Stored records:
-=-=-=-=-

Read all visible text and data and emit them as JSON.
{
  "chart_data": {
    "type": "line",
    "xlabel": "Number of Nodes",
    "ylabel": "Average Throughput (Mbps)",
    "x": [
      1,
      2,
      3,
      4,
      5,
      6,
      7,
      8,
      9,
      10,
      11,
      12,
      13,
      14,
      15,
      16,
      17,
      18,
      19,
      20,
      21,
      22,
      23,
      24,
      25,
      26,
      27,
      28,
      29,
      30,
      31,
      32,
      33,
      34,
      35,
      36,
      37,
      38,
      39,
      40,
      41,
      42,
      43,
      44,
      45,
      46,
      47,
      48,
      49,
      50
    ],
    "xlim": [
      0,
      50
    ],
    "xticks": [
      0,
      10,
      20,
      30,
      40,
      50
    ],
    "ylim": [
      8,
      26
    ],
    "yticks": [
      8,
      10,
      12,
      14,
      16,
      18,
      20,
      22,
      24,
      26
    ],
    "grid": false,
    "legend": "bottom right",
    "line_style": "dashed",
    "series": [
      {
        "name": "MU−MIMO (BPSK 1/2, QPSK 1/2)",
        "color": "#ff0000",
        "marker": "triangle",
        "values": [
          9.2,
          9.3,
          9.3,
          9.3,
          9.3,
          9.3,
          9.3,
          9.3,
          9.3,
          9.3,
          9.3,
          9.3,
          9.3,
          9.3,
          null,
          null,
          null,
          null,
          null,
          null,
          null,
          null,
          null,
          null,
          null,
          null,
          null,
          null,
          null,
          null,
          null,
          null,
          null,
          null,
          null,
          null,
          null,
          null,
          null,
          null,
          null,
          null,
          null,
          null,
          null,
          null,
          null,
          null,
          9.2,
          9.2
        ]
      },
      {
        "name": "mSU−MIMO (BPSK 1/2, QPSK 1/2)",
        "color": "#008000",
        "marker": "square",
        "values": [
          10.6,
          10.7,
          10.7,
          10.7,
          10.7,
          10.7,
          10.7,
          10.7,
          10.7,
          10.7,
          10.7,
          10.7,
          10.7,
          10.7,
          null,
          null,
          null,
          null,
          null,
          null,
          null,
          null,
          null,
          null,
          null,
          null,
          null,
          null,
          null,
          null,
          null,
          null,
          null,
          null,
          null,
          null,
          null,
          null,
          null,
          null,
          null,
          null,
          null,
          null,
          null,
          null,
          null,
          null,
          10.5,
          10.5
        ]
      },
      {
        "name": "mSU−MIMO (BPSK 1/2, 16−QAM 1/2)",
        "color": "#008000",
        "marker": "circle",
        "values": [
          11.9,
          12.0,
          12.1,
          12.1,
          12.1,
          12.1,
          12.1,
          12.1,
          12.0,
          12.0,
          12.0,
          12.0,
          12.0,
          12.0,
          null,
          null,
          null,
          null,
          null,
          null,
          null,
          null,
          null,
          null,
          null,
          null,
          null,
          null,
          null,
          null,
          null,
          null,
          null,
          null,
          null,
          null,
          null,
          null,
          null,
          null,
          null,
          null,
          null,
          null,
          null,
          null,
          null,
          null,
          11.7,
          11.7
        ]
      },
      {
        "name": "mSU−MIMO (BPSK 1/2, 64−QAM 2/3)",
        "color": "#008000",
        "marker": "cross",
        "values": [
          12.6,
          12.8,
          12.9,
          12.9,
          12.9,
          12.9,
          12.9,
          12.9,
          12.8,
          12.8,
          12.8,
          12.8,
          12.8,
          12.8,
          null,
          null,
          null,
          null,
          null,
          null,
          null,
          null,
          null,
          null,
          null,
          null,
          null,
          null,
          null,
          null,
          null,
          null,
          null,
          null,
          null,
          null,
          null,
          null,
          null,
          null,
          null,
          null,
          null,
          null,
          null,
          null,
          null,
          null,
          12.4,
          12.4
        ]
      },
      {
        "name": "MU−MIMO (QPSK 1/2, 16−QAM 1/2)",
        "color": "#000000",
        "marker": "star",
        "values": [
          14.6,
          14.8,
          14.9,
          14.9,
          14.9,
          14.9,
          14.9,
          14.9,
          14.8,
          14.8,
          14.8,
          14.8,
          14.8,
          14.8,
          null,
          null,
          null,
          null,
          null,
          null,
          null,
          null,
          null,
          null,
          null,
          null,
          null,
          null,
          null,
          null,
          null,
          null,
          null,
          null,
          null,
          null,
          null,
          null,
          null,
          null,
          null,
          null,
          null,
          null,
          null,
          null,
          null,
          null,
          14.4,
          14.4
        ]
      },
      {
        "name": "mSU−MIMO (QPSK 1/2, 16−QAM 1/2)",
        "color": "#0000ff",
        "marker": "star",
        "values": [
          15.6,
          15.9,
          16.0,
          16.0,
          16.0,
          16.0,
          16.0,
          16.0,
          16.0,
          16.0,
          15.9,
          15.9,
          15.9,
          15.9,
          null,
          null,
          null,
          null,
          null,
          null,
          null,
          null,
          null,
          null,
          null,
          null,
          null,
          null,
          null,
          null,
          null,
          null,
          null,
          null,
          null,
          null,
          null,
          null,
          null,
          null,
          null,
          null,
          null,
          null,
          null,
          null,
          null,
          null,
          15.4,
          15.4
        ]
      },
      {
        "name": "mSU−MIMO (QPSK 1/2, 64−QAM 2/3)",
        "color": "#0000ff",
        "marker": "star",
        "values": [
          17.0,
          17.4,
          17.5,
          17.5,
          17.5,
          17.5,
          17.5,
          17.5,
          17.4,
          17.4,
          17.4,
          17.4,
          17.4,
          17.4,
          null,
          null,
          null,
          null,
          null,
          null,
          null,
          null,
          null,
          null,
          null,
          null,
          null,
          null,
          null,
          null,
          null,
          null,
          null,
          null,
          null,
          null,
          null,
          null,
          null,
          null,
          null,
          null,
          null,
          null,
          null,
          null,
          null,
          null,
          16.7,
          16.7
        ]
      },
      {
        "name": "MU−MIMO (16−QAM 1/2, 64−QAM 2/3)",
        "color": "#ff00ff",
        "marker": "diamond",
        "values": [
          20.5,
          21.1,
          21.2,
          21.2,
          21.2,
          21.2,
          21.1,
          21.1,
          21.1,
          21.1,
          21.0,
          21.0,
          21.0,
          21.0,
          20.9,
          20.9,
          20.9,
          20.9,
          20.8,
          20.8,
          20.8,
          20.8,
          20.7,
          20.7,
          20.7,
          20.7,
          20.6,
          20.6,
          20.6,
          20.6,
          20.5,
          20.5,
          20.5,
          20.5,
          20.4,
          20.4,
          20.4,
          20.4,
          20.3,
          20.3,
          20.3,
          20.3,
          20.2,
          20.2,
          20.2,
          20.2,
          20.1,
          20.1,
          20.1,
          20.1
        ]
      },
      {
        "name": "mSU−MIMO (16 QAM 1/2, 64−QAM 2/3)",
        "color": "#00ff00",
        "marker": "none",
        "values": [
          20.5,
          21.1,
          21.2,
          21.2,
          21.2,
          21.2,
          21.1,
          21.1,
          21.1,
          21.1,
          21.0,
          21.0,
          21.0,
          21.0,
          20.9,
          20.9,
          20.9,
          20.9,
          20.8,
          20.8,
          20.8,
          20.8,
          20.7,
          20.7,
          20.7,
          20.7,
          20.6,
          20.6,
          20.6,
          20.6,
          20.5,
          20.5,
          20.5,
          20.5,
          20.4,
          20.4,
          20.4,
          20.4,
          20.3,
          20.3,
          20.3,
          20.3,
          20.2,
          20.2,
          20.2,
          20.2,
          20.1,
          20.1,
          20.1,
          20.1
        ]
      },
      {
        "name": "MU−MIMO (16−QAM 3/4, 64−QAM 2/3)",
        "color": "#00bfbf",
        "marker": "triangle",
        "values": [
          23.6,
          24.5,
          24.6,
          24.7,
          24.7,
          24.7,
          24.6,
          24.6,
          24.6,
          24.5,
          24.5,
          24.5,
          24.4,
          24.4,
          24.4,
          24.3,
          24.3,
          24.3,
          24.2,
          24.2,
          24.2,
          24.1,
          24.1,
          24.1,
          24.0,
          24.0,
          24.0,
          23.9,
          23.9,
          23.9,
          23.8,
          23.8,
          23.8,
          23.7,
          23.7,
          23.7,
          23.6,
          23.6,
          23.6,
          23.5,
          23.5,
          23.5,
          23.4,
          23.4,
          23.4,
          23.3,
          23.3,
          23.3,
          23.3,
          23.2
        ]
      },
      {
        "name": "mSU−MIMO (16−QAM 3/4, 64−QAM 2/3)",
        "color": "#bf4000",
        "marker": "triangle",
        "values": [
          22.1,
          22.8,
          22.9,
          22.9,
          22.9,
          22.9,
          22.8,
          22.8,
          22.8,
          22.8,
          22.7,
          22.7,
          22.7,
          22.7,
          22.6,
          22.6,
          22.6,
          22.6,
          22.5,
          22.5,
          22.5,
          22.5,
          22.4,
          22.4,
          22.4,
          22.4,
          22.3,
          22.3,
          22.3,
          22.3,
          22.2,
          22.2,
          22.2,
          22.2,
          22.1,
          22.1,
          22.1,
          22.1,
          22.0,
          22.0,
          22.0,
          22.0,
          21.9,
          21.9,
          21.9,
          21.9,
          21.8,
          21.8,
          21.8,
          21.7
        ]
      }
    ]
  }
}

-=-=-=-=-

* **PROBLEM TO SOLVE**
Looking at the records above, tally the lines holding "BPSK" and reply with that number only.

* **FINISHED EXERCISE**
4